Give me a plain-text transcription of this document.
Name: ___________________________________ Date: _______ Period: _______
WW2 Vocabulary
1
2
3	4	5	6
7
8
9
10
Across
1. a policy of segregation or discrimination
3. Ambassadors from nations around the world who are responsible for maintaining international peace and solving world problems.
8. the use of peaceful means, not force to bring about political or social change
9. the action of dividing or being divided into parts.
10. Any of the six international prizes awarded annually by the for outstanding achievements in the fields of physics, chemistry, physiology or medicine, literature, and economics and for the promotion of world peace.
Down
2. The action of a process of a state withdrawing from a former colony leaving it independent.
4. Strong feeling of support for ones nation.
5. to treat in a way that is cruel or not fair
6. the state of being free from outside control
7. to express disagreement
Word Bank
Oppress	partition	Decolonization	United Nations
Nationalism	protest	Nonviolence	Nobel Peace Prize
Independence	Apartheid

• _Exercise instructions_
In the records above, collect each line with "world".

• _Output for this exercise_
3. Ambassadors from nations around the world who are responsible for maintaining international peace and solving world problems.
10. Any of the six international prizes awarded annually by the for outstanding achievements in the fields of physics, chemistry, physiology or medicine, literature, and economics and for the promotion of world peace.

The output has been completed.